[Data excerpts]
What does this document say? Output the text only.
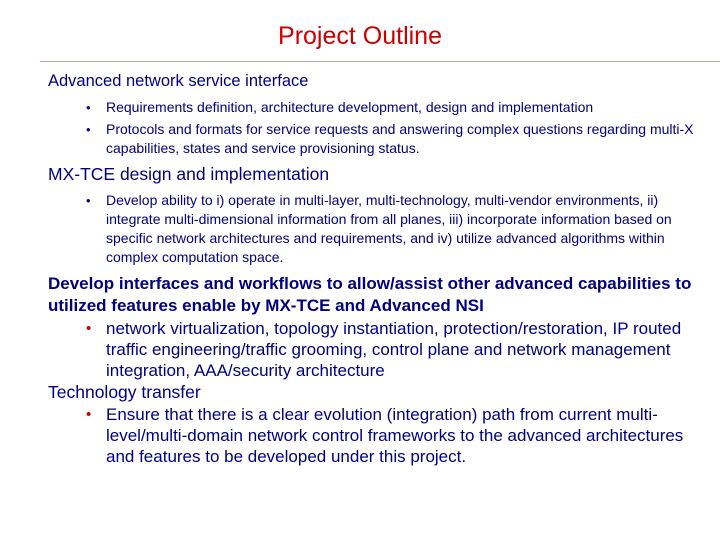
Project Outline
Advanced network service interface
• Requirements definition, architecture development, design and implementation
• Protocols and formats for service requests and answering complex questions regarding multi-X capabilities, states and service provisioning status.
MX-TCE design and implementation
• Develop ability to i) operate in multi-layer, multi-technology, multi-vendor environments, ii) integrate multi-dimensional information from all planes, iii) incorporate information based on specific network architectures and requirements, and iv) utilize advanced algorithms within complex computation space.
Develop interfaces and workflows to allow/assist other advanced capabilities to utilized features enable by MX-TCE and Advanced NSI
• network virtualization, topology instantiation, protection/restoration, IP routed traffic engineering/traffic grooming, control plane and network management integration, AAA/security architecture
Technology transfer
• Ensure that there is a clear evolution (integration) path from current multi-level/multi-domain network control frameworks to the advanced architectures and features to be developed under this project.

STATED EXERCISE =
Of the lines above, how many contain the string "implementation"? Only the number is required.

RIGHT ANSWER =
2